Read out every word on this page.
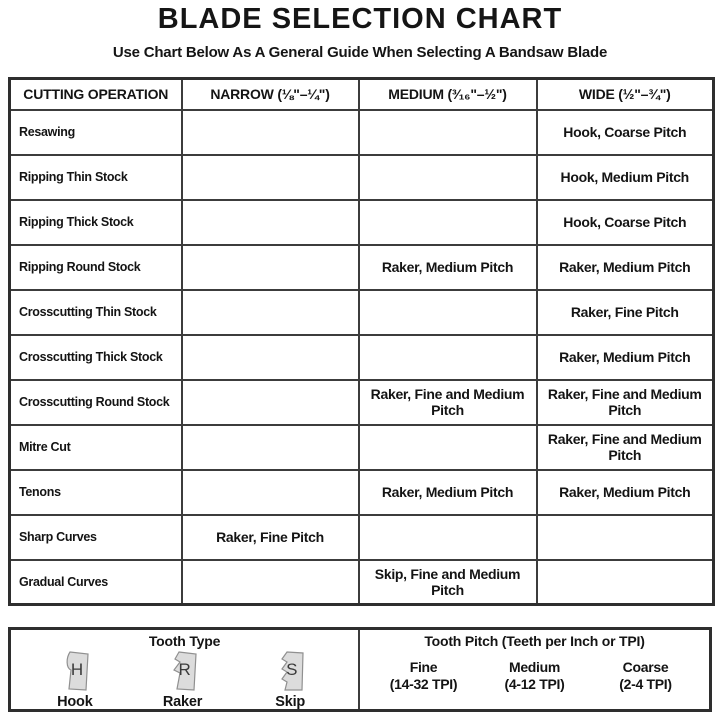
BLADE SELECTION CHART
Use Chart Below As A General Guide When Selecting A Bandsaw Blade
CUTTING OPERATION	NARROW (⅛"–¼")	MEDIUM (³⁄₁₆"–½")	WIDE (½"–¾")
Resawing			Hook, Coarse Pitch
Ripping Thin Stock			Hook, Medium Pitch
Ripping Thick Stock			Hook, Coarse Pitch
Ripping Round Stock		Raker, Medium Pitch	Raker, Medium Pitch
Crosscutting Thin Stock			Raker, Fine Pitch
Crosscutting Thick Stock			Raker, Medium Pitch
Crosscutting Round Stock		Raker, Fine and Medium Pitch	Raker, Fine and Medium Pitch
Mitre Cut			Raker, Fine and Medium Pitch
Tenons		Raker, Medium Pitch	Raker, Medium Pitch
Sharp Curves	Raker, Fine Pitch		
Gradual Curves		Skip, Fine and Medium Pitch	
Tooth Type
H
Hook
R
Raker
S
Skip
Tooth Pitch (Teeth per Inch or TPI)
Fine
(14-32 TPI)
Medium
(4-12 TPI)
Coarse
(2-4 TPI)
□ □ □ □ □
Request:
Every record gets retyped exactly; no picture goes into the copy.

Task solution:
Read out every word on this page.
BLADE SELECTION CHART
Use Chart Below As A General Guide When Selecting A Bandsaw Blade
CUTTING OPERATION	NARROW (⅛"–¼")	MEDIUM (³⁄₁₆"–½")	WIDE (½"–¾")
Resawing			Hook, Coarse Pitch
Ripping Thin Stock			Hook, Medium Pitch
Ripping Thick Stock			Hook, Coarse Pitch
Ripping Round Stock		Raker, Medium Pitch	Raker, Medium Pitch
Crosscutting Thin Stock			Raker, Fine Pitch
Crosscutting Thick Stock			Raker, Medium Pitch
Crosscutting Round Stock		Raker, Fine and Medium Pitch	Raker, Fine and Medium Pitch
Mitre Cut			Raker, Fine and Medium Pitch
Tenons		Raker, Medium Pitch	Raker, Medium Pitch
Sharp Curves	Raker, Fine Pitch		
Gradual Curves		Skip, Fine and Medium Pitch	
Tooth Type
H
Hook
R
Raker
S
Skip
Tooth Pitch (Teeth per Inch or TPI)
Fine
(14-32 TPI)
Medium
(4-12 TPI)
Coarse
(2-4 TPI)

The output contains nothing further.